◆ WHAT TO WORK ON:
Can you return the lines of the listing below unchanged, beginning at the line that contains "- security-key-value: ASOGC: [324, 354, 364, 368]" and stopping after the line that contains "- database-icon: [94, 11, 103, 23]"?

[Element location data]
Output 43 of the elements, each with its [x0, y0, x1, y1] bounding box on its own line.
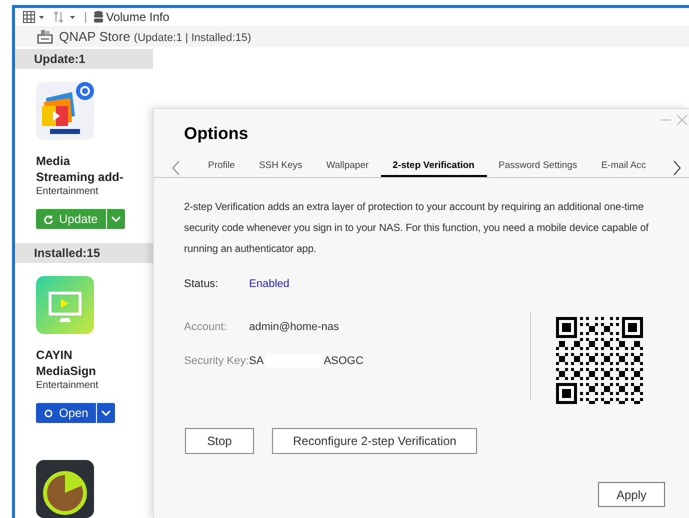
- security-key-value: ASOGC: [324, 354, 364, 368]
- account-value: admin@home-nas: [249, 320, 340, 335]
- dropdown-button[interactable]: [106, 209, 125, 229]
- sort-icon[interactable]: [53, 11, 77, 23]
- app-icon: [36, 460, 94, 518]
- app-category: Entertainment: [36, 185, 98, 198]
- tab[interactable]: SSH Keys: [246, 158, 314, 176]
- scroll-right-icon[interactable]: [673, 160, 681, 174]
- store-counts: (Update:1 | Installed:15): [134, 32, 252, 44]
- dropdown-button[interactable]: [97, 403, 116, 423]
- apply-button[interactable]: Apply: [598, 482, 665, 507]
- status-label: Status:: [184, 276, 220, 292]
- database-icon: [94, 11, 103, 23]
- grid-view-icon[interactable]: [23, 11, 45, 23]
- refresh-icon: [44, 214, 53, 224]
- open-button[interactable]: Open: [36, 403, 96, 423]
- description-text: 2-step Verification adds an extra layer of protection to your account by requiring an additional one-time security code whenever you sign in to your NAS. For this function, you need a mobile device capable of running an authenticator app.: [184, 200, 650, 256]
- volume-info-button[interactable]: Volume Info: [106, 8, 170, 26]
- reconfigure-button[interactable]: Reconfigure 2-step Verification: [272, 428, 478, 454]
- circle-icon: [44, 408, 53, 418]
- app-name: Media Streaming add-: [36, 153, 124, 185]
- tab[interactable]: 2-step Verification: [380, 158, 486, 176]
- tab[interactable]: E-mail Acc: [589, 158, 658, 176]
- app-icon: [36, 82, 94, 140]
- tab[interactable]: Wallpaper: [314, 158, 381, 176]
- store-icon: [37, 29, 53, 44]
- caret-icon: [110, 216, 121, 222]
- tab[interactable]: Password Settings: [486, 158, 590, 176]
- caret-icon: [101, 410, 112, 416]
- stop-button[interactable]: Stop: [185, 428, 254, 454]
- app-icon: [36, 276, 94, 334]
- store-title: QNAP Store: [59, 28, 130, 44]
- security-key-label: Security Key:: [184, 354, 249, 368]
- app-category: Entertainment: [36, 379, 98, 392]
- app-name: CAYIN MediaSign: [36, 347, 98, 379]
- section-header: Installed:15: [15, 243, 153, 263]
- scroll-left-icon[interactable]: [172, 160, 180, 174]
- account-label: Account:: [184, 320, 228, 335]
- tab[interactable]: Profile: [196, 158, 247, 176]
- dialog-title: Options: [184, 123, 250, 145]
- security-key-value: SA: [249, 354, 264, 368]
- section-header: Update:1: [15, 49, 153, 69]
- status-value: Enabled: [249, 276, 290, 292]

◆ ANSWER TO THIS TASK:
- security-key-value: ASOGC: [324, 354, 364, 368]
- account-value: admin@home-nas: [249, 320, 340, 335]
- dropdown-button[interactable]: [106, 209, 125, 229]
- sort-icon[interactable]: [53, 11, 77, 23]
- app-icon: [36, 460, 94, 518]
- app-category: Entertainment: [36, 185, 98, 198]
- tab[interactable]: SSH Keys: [246, 158, 314, 176]
- scroll-right-icon[interactable]: [673, 160, 681, 174]
- store-counts: (Update:1 | Installed:15): [134, 32, 252, 44]
- dropdown-button[interactable]: [97, 403, 116, 423]
- apply-button[interactable]: Apply: [598, 482, 665, 507]
- status-label: Status:: [184, 276, 220, 292]
- database-icon: [94, 11, 103, 23]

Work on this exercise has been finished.